Data entries
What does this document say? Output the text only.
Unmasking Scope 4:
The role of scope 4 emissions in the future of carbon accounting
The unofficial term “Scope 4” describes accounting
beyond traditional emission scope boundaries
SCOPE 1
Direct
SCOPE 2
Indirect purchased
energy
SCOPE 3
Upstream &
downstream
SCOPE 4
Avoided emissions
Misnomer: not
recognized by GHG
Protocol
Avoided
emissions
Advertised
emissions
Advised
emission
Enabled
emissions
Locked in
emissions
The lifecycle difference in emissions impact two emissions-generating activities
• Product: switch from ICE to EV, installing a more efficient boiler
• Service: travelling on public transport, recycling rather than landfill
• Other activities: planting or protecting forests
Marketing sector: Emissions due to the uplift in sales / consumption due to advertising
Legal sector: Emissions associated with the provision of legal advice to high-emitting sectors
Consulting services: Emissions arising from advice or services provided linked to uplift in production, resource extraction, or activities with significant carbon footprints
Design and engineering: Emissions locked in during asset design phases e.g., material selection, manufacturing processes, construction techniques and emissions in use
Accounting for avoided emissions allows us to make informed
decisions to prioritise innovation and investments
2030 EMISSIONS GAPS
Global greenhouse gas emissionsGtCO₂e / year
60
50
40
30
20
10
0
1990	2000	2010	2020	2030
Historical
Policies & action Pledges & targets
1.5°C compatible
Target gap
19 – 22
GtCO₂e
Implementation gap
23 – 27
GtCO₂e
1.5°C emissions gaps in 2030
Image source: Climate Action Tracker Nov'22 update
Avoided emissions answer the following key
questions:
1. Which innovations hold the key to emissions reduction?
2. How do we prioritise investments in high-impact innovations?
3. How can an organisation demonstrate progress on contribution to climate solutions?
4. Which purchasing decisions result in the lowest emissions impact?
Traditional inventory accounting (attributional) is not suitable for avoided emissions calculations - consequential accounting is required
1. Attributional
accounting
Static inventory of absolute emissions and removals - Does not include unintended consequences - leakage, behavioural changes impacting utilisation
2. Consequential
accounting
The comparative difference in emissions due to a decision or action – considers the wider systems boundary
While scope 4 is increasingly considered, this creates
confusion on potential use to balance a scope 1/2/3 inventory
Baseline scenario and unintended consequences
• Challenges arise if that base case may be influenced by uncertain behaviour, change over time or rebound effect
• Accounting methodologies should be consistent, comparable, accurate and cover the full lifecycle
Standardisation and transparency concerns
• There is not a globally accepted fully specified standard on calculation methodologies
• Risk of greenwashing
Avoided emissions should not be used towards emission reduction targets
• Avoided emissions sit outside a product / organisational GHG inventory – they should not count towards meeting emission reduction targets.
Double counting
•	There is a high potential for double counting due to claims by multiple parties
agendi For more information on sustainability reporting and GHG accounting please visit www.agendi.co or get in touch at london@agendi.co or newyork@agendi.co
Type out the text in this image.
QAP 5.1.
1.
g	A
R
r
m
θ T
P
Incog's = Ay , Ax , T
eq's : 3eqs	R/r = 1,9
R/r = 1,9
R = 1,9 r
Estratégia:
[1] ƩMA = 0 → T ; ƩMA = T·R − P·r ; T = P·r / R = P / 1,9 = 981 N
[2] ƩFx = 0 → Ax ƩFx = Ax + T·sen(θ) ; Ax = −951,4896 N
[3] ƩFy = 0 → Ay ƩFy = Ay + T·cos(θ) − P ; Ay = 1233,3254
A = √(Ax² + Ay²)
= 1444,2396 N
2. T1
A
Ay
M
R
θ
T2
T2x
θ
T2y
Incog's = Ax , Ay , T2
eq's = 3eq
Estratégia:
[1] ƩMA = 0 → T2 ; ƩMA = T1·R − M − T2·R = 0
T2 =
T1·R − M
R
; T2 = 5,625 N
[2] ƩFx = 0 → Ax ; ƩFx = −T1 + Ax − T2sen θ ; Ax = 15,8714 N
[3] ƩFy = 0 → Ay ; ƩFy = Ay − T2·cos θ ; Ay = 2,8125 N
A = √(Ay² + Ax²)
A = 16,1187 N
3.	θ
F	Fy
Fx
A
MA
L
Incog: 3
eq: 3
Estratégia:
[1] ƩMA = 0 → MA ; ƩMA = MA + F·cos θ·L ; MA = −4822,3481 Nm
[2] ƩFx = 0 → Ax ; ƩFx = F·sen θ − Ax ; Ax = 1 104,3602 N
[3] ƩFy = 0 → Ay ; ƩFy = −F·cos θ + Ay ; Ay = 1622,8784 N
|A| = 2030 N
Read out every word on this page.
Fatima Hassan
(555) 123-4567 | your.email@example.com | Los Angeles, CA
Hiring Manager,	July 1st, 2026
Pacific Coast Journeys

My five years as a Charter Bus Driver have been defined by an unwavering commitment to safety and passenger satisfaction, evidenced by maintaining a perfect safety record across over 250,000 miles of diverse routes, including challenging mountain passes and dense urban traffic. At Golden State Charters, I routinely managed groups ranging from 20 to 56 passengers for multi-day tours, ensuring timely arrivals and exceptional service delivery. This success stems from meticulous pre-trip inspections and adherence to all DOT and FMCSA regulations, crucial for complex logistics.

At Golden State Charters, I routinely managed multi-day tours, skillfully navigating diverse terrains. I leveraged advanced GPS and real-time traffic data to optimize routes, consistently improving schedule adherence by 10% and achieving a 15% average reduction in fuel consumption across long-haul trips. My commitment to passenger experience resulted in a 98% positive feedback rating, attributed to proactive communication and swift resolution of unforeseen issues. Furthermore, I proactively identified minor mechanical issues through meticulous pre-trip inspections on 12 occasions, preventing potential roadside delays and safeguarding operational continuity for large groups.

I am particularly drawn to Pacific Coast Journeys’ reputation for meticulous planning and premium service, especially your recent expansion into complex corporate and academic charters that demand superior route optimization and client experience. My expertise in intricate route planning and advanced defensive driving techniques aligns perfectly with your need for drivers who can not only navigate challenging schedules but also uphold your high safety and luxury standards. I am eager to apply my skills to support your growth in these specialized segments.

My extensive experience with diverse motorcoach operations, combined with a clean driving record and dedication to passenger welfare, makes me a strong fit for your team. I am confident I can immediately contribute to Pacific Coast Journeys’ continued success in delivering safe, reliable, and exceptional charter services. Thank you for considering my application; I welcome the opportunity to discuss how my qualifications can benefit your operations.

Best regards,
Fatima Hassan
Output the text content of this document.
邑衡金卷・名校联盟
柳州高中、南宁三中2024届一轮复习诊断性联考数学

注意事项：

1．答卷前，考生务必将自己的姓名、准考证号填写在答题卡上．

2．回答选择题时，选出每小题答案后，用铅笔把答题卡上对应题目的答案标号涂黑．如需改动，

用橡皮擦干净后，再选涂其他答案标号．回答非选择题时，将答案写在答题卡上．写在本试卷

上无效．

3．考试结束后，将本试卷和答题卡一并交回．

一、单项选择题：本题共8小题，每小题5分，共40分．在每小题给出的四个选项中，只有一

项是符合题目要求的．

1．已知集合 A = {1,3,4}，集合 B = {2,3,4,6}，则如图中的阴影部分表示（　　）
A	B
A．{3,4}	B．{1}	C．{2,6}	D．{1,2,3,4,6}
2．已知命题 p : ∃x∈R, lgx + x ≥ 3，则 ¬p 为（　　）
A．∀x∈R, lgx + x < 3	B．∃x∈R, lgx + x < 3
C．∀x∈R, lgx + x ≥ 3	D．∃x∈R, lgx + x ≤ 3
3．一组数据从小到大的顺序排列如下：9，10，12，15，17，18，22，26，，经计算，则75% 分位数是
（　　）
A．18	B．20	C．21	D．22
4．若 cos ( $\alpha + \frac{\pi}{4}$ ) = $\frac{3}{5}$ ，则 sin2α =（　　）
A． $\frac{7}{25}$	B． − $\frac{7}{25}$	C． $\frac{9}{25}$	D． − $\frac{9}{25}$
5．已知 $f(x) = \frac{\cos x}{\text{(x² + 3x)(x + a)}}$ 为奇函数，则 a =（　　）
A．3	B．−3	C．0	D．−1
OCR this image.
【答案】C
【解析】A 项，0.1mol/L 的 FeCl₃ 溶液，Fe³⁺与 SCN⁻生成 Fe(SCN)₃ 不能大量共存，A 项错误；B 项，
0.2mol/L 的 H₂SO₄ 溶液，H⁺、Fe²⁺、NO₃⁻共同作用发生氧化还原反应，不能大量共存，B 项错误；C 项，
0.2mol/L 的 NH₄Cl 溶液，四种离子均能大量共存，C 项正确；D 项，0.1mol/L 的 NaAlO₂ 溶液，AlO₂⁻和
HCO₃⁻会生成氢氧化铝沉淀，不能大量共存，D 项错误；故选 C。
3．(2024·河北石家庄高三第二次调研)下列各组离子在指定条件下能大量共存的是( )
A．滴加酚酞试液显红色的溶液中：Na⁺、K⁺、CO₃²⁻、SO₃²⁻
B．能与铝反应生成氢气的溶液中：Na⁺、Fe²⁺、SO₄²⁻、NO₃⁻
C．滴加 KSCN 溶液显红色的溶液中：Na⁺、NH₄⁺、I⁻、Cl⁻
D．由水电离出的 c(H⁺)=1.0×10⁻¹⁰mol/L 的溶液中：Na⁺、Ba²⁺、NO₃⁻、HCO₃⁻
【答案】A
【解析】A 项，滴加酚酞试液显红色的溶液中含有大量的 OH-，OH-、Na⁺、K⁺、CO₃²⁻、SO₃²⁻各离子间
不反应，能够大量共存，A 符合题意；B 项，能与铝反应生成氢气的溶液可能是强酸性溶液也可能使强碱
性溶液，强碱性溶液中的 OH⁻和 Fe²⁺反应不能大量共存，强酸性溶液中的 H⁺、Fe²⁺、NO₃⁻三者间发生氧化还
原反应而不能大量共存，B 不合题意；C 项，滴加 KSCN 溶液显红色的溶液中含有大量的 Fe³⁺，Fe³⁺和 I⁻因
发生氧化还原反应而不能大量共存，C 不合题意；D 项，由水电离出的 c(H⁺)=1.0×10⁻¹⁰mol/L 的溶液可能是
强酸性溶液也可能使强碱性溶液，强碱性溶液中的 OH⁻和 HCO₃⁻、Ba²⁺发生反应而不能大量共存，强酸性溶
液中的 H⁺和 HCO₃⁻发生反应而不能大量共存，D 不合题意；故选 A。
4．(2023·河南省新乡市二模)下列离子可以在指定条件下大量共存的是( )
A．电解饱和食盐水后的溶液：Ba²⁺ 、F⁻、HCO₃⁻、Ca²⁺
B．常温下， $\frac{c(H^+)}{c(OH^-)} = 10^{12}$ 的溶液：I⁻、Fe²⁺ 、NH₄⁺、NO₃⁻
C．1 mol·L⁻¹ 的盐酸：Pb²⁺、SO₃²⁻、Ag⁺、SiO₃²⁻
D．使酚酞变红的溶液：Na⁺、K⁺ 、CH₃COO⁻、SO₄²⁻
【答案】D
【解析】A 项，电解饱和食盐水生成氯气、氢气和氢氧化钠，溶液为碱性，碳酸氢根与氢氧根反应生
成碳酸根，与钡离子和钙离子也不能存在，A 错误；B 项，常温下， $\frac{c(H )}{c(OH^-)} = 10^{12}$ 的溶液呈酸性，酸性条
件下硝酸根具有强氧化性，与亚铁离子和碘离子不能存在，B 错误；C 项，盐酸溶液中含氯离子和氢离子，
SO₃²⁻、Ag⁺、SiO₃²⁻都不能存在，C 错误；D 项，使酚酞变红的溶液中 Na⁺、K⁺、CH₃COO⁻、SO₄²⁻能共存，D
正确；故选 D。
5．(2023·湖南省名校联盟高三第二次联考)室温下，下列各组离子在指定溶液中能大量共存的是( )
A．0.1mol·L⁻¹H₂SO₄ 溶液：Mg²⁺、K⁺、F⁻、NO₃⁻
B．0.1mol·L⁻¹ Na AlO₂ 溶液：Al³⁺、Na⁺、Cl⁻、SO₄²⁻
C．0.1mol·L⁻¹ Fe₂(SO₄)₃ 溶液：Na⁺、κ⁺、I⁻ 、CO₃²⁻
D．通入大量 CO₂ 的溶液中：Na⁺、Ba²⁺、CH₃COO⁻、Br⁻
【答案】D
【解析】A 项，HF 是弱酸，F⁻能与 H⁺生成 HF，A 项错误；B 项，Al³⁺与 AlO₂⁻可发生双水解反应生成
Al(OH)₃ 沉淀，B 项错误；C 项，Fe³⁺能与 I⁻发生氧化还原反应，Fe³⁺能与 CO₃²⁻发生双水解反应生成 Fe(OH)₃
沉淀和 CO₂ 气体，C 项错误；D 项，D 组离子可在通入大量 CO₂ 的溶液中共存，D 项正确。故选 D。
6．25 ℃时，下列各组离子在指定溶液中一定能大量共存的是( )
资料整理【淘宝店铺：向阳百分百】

Set problem:
Every line holding "KSCN" should be copied out.

The completed task:
C．滴加 KSCN 溶液显红色的溶液中：Na⁺、NH₄⁺、I⁻、Cl⁻
原反应而不能大量共存，B 不合题意；C 项，滴加 KSCN 溶液显红色的溶液中含有大量的 Fe³⁺，Fe³⁺和 I⁻因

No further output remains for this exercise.